Exercise =>
Copy out the data below line for line, with no changes.

Extracted data
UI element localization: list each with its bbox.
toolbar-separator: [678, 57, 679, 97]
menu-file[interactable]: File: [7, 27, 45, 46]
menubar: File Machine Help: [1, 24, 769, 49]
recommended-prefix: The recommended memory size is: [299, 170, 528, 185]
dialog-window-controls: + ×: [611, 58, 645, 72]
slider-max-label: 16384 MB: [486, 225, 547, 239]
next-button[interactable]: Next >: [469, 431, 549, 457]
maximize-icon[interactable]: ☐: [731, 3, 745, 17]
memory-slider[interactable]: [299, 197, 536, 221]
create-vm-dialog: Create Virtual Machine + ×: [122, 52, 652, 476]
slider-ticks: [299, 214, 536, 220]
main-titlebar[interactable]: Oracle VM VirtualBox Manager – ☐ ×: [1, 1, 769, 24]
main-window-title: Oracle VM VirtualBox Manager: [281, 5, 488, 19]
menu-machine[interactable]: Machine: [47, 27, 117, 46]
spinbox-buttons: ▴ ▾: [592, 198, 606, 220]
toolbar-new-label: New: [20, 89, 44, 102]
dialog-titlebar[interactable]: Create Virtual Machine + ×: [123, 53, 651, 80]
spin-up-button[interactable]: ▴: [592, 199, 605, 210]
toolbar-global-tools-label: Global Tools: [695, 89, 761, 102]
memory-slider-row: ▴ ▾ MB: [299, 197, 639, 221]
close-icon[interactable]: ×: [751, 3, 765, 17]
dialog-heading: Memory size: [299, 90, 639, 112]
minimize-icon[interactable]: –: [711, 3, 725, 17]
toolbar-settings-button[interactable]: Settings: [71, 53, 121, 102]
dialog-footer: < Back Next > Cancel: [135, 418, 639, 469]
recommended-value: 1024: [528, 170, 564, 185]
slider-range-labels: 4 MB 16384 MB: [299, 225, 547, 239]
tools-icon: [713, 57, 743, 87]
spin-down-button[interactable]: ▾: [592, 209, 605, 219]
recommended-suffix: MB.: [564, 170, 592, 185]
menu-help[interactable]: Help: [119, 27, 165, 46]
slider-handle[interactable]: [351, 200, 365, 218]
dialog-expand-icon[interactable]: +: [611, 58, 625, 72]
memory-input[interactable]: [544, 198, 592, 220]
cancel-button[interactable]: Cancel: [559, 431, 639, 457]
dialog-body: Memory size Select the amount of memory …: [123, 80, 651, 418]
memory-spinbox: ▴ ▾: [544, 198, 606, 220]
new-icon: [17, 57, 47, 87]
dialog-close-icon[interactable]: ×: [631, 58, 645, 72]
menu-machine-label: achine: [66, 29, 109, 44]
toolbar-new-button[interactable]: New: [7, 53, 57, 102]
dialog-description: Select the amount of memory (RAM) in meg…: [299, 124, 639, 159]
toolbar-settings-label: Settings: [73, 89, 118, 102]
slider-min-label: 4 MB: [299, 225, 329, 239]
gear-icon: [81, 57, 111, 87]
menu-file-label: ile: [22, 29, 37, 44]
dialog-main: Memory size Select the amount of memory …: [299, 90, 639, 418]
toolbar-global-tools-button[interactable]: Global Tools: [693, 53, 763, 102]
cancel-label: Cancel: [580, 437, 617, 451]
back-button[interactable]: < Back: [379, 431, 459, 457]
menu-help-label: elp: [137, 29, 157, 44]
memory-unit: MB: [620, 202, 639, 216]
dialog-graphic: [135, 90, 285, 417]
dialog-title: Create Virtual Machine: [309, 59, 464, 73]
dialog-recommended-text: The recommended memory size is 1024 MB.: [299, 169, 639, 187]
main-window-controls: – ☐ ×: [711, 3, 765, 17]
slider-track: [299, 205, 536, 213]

Solution for this task =>
UI element localization: list each with its bbox.
toolbar-separator: [678, 57, 679, 97]
menu-file[interactable]: File: [7, 27, 45, 46]
menubar: File Machine Help: [1, 24, 769, 49]
recommended-prefix: The recommended memory size is: [299, 170, 528, 185]
dialog-window-controls: + ×: [611, 58, 645, 72]
slider-max-label: 16384 MB: [486, 225, 547, 239]
next-button[interactable]: Next >: [469, 431, 549, 457]
maximize-icon[interactable]: ☐: [731, 3, 745, 17]
memory-slider[interactable]: [299, 197, 536, 221]
create-vm-dialog: Create Virtual Machine + ×: [122, 52, 652, 476]
slider-ticks: [299, 214, 536, 220]
main-titlebar[interactable]: Oracle VM VirtualBox Manager – ☐ ×: [1, 1, 769, 24]
main-window-title: Oracle VM VirtualBox Manager: [281, 5, 488, 19]
menu-machine[interactable]: Machine: [47, 27, 117, 46]
spinbox-buttons: ▴ ▾: [592, 198, 606, 220]
toolbar-new-label: New: [20, 89, 44, 102]
dialog-titlebar[interactable]: Create Virtual Machine + ×: [123, 53, 651, 80]
spin-up-button[interactable]: ▴: [592, 199, 605, 210]
toolbar-global-tools-label: Global Tools: [695, 89, 761, 102]
memory-slider-row: ▴ ▾ MB: [299, 197, 639, 221]
close-icon[interactable]: ×: [751, 3, 765, 17]
dialog-heading: Memory size: [299, 90, 639, 112]
minimize-icon[interactable]: –: [711, 3, 725, 17]
toolbar-settings-button[interactable]: Settings: [71, 53, 121, 102]
dialog-footer: < Back Next > Cancel: [135, 418, 639, 469]
recommended-value: 1024: [528, 170, 564, 185]
slider-range-labels: 4 MB 16384 MB: [299, 225, 547, 239]
tools-icon: [713, 57, 743, 87]
spin-down-button[interactable]: ▾: [592, 209, 605, 219]
recommended-suffix: MB.: [564, 170, 592, 185]
menu-help[interactable]: Help: [119, 27, 165, 46]
slider-handle[interactable]: [351, 200, 365, 218]
dialog-expand-icon[interactable]: +: [611, 58, 625, 72]
memory-input[interactable]: [544, 198, 592, 220]
cancel-button[interactable]: Cancel: [559, 431, 639, 457]
dialog-body: Memory size Select the amount of memory …: [123, 80, 651, 418]
memory-spinbox: ▴ ▾: [544, 198, 606, 220]
new-icon: [17, 57, 47, 87]
dialog-close-icon[interactable]: ×: [631, 58, 645, 72]
menu-machine-label: achine: [66, 29, 109, 44]
toolbar-new-button[interactable]: New: [7, 53, 57, 102]
dialog-description: Select the amount of memory (RAM) in meg…: [299, 124, 639, 159]
toolbar-settings-label: Settings: [73, 89, 118, 102]
slider-min-label: 4 MB: [299, 225, 329, 239]
gear-icon: [81, 57, 111, 87]
menu-file-label: ile: [22, 29, 37, 44]
dialog-main: Memory size Select the amount of memory …: [299, 90, 639, 418]
toolbar-global-tools-button[interactable]: Global Tools: [693, 53, 763, 102]
cancel-label: Cancel: [580, 437, 617, 451]
back-button[interactable]: < Back: [379, 431, 459, 457]
menu-help-label: elp: [137, 29, 157, 44]
memory-unit: MB: [620, 202, 639, 216]
dialog-graphic: [135, 90, 285, 417]
dialog-title: Create Virtual Machine: [309, 59, 464, 73]
dialog-recommended-text: The recommended memory size is 1024 MB.: [299, 169, 639, 187]
main-window-controls: – ☐ ×: [711, 3, 765, 17]
slider-track: [299, 205, 536, 213]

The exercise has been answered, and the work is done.